> [RECORD EXTRACTS]:
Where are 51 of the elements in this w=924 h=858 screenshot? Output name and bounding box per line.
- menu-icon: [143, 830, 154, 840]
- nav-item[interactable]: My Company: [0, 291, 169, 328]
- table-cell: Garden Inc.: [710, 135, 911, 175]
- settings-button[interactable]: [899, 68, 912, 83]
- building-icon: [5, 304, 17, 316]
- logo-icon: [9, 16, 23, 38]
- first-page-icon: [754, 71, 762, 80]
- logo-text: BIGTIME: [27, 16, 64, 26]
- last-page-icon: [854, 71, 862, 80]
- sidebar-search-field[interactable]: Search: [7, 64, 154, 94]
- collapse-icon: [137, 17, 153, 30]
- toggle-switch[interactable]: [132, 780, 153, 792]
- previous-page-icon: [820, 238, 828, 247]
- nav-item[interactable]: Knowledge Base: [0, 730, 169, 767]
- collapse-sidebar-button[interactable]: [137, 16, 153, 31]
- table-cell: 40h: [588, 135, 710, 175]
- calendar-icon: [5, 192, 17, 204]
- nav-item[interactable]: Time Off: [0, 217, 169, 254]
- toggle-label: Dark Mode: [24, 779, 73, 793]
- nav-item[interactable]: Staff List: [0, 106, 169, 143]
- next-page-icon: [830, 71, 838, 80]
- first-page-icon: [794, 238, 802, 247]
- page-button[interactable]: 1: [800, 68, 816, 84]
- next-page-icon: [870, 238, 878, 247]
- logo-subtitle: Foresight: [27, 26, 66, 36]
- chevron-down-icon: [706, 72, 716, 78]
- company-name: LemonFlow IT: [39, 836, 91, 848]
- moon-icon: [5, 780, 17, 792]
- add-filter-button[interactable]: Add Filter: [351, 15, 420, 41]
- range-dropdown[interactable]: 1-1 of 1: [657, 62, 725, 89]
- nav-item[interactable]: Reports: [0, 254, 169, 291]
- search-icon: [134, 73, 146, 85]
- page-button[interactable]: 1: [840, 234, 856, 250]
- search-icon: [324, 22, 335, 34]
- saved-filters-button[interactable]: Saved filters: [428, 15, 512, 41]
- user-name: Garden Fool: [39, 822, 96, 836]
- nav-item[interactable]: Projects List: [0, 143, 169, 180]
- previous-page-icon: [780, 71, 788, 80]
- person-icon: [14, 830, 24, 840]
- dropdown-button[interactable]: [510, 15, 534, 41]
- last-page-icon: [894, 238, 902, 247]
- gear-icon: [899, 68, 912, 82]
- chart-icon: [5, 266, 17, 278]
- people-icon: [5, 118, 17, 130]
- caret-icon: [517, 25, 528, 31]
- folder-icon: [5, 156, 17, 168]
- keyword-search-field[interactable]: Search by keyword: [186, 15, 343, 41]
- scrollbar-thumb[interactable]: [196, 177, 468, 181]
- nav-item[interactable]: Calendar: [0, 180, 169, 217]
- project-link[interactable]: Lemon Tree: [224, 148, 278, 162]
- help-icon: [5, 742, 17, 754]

> [WHAT THIS TASK INVOLVES]:
Could you copy out every line of the data above, character for character, with nothing changed or left out?

> [IN RESPONSE]:
Where are 51 of the elements in this w=924 h=858 screenshot? Output name and bounding box per line.
- menu-icon: [143, 830, 154, 840]
- nav-item[interactable]: My Company: [0, 291, 169, 328]
- table-cell: Garden Inc.: [710, 135, 911, 175]
- settings-button[interactable]: [899, 68, 912, 83]
- building-icon: [5, 304, 17, 316]
- logo-icon: [9, 16, 23, 38]
- first-page-icon: [754, 71, 762, 80]
- logo-text: BIGTIME: [27, 16, 64, 26]
- last-page-icon: [854, 71, 862, 80]
- sidebar-search-field[interactable]: Search: [7, 64, 154, 94]
- collapse-icon: [137, 17, 153, 30]
- toggle-switch[interactable]: [132, 780, 153, 792]
- previous-page-icon: [820, 238, 828, 247]
- nav-item[interactable]: Knowledge Base: [0, 730, 169, 767]
- collapse-sidebar-button[interactable]: [137, 16, 153, 31]
- table-cell: 40h: [588, 135, 710, 175]
- calendar-icon: [5, 192, 17, 204]
- nav-item[interactable]: Time Off: [0, 217, 169, 254]
- toggle-label: Dark Mode: [24, 779, 73, 793]
- nav-item[interactable]: Staff List: [0, 106, 169, 143]
- next-page-icon: [830, 71, 838, 80]
- first-page-icon: [794, 238, 802, 247]
- page-button[interactable]: 1: [800, 68, 816, 84]
- next-page-icon: [870, 238, 878, 247]
- logo-subtitle: Foresight: [27, 26, 66, 36]
- chevron-down-icon: [706, 72, 716, 78]
- company-name: LemonFlow IT: [39, 836, 91, 848]
- moon-icon: [5, 780, 17, 792]
- add-filter-button[interactable]: Add Filter: [351, 15, 420, 41]
- range-dropdown[interactable]: 1-1 of 1: [657, 62, 725, 89]
- nav-item[interactable]: Reports: [0, 254, 169, 291]
- search-icon: [134, 73, 146, 85]
- page-button[interactable]: 1: [840, 234, 856, 250]
- search-icon: [324, 22, 335, 34]
- saved-filters-button[interactable]: Saved filters: [428, 15, 512, 41]
- user-name: Garden Fool: [39, 822, 96, 836]
- nav-item[interactable]: Projects List: [0, 143, 169, 180]
- previous-page-icon: [780, 71, 788, 80]
- person-icon: [14, 830, 24, 840]
- dropdown-button[interactable]: [510, 15, 534, 41]
- last-page-icon: [894, 238, 902, 247]
- gear-icon: [899, 68, 912, 82]
- chart-icon: [5, 266, 17, 278]
- people-icon: [5, 118, 17, 130]
- caret-icon: [517, 25, 528, 31]
- folder-icon: [5, 156, 17, 168]
- keyword-search-field[interactable]: Search by keyword: [186, 15, 343, 41]
- scrollbar-thumb[interactable]: [196, 177, 468, 181]
- nav-item[interactable]: Calendar: [0, 180, 169, 217]
- project-link[interactable]: Lemon Tree: [224, 148, 278, 162]
- help-icon: [5, 742, 17, 754]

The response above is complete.